_WHAT IS BEING ASKED_
Please give the listing again in its entirety, exactly as written.

[START DATA TO PROCESS]

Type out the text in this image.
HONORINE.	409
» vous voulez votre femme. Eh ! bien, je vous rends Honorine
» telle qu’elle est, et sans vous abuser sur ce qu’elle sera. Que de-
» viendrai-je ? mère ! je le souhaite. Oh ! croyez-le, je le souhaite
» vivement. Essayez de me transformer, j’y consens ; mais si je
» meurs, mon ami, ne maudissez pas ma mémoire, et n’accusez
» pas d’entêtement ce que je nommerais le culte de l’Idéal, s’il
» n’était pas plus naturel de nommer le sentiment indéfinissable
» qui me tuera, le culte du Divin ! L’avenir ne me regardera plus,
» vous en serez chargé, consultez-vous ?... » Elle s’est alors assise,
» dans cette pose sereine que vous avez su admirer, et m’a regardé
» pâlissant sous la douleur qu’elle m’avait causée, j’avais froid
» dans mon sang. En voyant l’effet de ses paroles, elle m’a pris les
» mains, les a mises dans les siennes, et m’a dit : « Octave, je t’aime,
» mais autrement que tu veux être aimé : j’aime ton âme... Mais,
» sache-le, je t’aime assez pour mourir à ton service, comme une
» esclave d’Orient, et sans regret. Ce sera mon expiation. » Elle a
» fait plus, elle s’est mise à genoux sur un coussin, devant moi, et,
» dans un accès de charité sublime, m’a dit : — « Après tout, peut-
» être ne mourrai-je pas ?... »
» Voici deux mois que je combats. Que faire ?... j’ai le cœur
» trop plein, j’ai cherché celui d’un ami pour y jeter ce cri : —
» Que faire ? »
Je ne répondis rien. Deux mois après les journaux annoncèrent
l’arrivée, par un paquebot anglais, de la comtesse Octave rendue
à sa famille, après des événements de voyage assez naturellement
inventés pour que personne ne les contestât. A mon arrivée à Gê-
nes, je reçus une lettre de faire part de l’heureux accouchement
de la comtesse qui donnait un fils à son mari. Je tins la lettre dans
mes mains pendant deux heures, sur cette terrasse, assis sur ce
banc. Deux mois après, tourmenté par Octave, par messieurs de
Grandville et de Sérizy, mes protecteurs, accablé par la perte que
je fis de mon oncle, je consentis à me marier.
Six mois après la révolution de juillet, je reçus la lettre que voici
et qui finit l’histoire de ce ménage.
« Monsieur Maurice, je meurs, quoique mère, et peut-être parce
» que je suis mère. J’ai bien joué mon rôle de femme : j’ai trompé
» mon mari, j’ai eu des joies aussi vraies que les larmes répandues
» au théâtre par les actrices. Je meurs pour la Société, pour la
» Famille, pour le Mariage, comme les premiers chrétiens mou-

[END DATA TO PROCESS]

_THE REPLY_
Type out the text in this image.
HONORINE.	409
» vous voulez votre femme. Eh ! bien, je vous rends Honorine
» telle qu’elle est, et sans vous abuser sur ce qu’elle sera. Que de-
» viendrai-je ? mère ! je le souhaite. Oh ! croyez-le, je le souhaite
» vivement. Essayez de me transformer, j’y consens ; mais si je
» meurs, mon ami, ne maudissez pas ma mémoire, et n’accusez
» pas d’entêtement ce que je nommerais le culte de l’Idéal, s’il
» n’était pas plus naturel de nommer le sentiment indéfinissable
» qui me tuera, le culte du Divin ! L’avenir ne me regardera plus,
» vous en serez chargé, consultez-vous ?... » Elle s’est alors assise,
» dans cette pose sereine que vous avez su admirer, et m’a regardé
» pâlissant sous la douleur qu’elle m’avait causée, j’avais froid
» dans mon sang. En voyant l’effet de ses paroles, elle m’a pris les
» mains, les a mises dans les siennes, et m’a dit : « Octave, je t’aime,
» mais autrement que tu veux être aimé : j’aime ton âme... Mais,
» sache-le, je t’aime assez pour mourir à ton service, comme une
» esclave d’Orient, et sans regret. Ce sera mon expiation. » Elle a
» fait plus, elle s’est mise à genoux sur un coussin, devant moi, et,
» dans un accès de charité sublime, m’a dit : — « Après tout, peut-
» être ne mourrai-je pas ?... »
» Voici deux mois que je combats. Que faire ?... j’ai le cœur
» trop plein, j’ai cherché celui d’un ami pour y jeter ce cri : —
» Que faire ? »
Je ne répondis rien. Deux mois après les journaux annoncèrent
l’arrivée, par un paquebot anglais, de la comtesse Octave rendue
à sa famille, après des événements de voyage assez naturellement
inventés pour que personne ne les contestât. A mon arrivée à Gê-
nes, je reçus une lettre de faire part de l’heureux accouchement
de la comtesse qui donnait un fils à son mari. Je tins la lettre dans
mes mains pendant deux heures, sur cette terrasse, assis sur ce
banc. Deux mois après, tourmenté par Octave, par messieurs de
Grandville et de Sérizy, mes protecteurs, accablé par la perte que
je fis de mon oncle, je consentis à me marier.
Six mois après la révolution de juillet, je reçus la lettre que voici
et qui finit l’histoire de ce ménage.
« Monsieur Maurice, je meurs, quoique mère, et peut-être parce
» que je suis mère. J’ai bien joué mon rôle de femme : j’ai trompé
» mon mari, j’ai eu des joies aussi vraies que les larmes répandues
» au théâtre par les actrices. Je meurs pour la Société, pour la
» Famille, pour le Mariage, comme les premiers chrétiens mou-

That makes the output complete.